PROBLEM REQUIREMENTS -
Using the listing below, extract each line that has the word "внимание" in it.

● ● ● ● ●

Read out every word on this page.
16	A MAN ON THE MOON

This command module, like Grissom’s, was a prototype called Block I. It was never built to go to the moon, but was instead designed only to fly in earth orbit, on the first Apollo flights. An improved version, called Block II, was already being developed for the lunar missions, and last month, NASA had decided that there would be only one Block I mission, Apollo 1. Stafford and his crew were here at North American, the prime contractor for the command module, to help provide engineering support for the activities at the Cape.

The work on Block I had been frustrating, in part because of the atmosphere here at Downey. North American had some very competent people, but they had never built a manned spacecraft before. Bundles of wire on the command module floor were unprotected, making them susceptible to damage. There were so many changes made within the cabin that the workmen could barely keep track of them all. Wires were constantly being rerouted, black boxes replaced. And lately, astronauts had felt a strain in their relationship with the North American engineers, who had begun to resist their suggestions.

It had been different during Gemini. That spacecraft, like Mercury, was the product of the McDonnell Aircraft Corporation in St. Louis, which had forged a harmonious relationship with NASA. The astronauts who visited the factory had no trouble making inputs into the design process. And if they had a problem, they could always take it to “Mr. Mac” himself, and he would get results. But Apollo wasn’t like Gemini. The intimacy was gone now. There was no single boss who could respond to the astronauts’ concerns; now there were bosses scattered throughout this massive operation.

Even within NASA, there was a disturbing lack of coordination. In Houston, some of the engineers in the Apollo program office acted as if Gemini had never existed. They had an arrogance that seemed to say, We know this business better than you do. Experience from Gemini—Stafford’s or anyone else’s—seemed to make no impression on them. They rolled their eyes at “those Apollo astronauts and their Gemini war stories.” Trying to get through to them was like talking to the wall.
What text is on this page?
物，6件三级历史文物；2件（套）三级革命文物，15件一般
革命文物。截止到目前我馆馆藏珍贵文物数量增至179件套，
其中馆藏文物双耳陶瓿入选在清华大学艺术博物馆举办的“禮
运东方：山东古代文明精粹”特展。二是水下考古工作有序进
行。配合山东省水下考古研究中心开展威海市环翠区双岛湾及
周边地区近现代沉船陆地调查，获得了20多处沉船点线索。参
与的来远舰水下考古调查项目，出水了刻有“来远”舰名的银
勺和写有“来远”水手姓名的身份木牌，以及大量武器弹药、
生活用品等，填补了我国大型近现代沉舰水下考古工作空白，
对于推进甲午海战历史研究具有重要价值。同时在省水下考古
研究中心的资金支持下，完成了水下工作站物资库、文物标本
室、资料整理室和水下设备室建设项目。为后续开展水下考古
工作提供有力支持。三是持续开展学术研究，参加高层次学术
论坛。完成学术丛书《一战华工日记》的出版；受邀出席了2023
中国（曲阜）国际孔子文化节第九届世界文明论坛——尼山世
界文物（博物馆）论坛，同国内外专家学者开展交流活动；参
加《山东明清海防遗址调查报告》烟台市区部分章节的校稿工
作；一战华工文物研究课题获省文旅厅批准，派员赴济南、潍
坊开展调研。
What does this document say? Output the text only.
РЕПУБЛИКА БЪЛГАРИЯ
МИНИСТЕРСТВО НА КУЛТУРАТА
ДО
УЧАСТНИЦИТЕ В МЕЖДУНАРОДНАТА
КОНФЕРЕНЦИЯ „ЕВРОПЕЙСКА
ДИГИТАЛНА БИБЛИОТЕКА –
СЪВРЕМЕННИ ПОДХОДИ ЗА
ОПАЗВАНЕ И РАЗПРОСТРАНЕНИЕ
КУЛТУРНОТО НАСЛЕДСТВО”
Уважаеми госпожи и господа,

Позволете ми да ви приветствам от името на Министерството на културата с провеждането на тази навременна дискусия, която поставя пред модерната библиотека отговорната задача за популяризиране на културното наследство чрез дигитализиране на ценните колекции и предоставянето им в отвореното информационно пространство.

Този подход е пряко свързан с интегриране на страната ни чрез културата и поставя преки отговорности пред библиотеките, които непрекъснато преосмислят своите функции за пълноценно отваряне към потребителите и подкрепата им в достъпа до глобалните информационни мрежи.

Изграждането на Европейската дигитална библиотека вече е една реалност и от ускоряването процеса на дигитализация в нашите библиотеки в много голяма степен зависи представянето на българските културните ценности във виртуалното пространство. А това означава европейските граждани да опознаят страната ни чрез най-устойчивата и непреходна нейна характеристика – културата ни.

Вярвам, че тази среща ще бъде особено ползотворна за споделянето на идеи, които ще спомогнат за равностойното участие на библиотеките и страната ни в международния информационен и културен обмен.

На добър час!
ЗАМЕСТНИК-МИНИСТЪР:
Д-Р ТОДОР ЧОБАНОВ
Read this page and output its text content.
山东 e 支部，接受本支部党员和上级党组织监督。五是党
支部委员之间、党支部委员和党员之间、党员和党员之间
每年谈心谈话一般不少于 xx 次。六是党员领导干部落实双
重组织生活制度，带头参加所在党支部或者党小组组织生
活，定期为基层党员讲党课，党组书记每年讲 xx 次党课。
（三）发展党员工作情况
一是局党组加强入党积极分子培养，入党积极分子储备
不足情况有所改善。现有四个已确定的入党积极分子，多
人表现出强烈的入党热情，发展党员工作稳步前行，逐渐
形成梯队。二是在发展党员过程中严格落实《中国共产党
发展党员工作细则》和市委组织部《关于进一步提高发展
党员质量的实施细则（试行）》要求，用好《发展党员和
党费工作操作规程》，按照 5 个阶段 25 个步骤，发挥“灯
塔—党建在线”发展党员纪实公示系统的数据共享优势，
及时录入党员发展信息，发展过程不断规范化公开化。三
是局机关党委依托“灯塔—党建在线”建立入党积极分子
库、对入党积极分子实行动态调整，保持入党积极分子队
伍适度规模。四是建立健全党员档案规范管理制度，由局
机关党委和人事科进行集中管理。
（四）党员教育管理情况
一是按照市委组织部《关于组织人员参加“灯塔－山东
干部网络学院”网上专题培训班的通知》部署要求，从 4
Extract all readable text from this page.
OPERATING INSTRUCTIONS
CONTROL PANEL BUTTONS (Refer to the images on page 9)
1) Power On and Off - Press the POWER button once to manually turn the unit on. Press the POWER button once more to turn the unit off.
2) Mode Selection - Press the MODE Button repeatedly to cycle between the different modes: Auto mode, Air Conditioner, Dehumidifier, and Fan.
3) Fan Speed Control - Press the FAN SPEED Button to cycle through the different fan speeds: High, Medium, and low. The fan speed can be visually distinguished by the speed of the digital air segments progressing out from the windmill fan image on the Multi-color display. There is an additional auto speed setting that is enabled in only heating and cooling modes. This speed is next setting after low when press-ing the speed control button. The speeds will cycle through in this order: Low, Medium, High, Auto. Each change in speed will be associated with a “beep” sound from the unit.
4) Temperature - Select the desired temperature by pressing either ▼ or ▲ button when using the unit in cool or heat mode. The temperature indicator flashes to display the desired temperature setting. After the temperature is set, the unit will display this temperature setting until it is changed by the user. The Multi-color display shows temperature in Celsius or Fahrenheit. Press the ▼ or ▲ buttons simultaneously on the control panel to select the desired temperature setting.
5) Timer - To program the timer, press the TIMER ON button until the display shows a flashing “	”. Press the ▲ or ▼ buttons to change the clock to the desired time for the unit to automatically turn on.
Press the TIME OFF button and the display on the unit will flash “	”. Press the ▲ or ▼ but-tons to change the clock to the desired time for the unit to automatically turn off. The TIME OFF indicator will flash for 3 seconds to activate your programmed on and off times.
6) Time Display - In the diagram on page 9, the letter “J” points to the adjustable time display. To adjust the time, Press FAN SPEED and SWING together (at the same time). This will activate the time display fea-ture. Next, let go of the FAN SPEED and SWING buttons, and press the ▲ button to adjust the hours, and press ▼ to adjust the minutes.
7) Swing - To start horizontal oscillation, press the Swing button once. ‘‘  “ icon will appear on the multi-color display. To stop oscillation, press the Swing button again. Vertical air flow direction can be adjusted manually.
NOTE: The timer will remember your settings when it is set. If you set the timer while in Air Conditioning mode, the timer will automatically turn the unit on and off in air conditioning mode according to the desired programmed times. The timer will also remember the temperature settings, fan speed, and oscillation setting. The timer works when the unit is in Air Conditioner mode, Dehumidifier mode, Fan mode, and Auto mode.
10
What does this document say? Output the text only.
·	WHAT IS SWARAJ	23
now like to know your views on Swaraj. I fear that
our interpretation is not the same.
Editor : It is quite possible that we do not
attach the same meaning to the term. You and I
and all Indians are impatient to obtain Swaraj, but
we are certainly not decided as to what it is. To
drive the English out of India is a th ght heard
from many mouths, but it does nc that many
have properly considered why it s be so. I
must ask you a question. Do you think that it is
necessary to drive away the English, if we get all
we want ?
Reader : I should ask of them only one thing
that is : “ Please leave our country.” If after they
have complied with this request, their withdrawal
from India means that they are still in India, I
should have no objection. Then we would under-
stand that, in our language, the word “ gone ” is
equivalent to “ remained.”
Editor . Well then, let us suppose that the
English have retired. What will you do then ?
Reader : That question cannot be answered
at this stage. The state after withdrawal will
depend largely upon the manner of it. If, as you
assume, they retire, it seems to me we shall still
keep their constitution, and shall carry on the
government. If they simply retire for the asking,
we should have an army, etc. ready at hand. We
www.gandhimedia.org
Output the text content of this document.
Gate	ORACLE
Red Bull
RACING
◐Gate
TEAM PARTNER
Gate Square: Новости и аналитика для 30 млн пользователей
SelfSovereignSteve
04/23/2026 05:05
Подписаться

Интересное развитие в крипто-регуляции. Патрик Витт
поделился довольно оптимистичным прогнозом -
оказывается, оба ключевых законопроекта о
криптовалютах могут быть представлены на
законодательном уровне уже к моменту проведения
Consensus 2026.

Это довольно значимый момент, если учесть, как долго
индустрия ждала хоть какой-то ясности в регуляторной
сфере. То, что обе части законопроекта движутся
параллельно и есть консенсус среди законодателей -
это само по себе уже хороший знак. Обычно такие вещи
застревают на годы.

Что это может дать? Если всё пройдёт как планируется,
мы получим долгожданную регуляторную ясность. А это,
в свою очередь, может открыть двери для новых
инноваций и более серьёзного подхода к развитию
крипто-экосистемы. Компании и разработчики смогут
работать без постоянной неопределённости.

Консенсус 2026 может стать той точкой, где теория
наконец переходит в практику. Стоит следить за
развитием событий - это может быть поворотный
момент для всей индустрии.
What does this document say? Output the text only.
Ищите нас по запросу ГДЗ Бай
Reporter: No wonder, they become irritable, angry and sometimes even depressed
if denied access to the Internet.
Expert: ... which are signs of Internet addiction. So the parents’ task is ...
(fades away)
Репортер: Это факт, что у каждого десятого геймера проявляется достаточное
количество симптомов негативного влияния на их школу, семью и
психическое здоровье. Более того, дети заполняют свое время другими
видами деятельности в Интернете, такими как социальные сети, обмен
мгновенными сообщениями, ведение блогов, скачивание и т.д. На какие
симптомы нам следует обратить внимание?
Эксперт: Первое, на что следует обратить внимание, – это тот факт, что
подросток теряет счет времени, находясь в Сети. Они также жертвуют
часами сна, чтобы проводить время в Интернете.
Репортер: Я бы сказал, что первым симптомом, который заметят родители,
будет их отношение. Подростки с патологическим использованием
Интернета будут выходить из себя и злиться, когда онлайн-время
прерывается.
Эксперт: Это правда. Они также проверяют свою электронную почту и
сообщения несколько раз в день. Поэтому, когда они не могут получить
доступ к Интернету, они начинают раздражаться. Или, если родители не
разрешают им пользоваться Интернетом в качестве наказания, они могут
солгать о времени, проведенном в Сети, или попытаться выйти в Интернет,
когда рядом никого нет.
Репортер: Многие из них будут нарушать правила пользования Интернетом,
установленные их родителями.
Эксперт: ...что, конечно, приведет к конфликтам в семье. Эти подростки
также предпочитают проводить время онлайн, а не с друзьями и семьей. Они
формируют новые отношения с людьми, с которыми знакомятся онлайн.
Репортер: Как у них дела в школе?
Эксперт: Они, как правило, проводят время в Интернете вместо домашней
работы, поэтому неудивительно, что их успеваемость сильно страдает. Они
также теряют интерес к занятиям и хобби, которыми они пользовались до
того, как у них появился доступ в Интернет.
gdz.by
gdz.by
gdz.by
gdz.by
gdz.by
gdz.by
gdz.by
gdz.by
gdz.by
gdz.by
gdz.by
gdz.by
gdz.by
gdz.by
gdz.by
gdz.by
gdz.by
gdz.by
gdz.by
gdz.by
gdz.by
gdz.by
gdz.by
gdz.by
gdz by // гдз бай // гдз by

● ● ● ● ●

THE OUTPUT -
симптомы нам следует обратить внимание?
Эксперт: Первое, на что следует обратить внимание, – это тот факт, что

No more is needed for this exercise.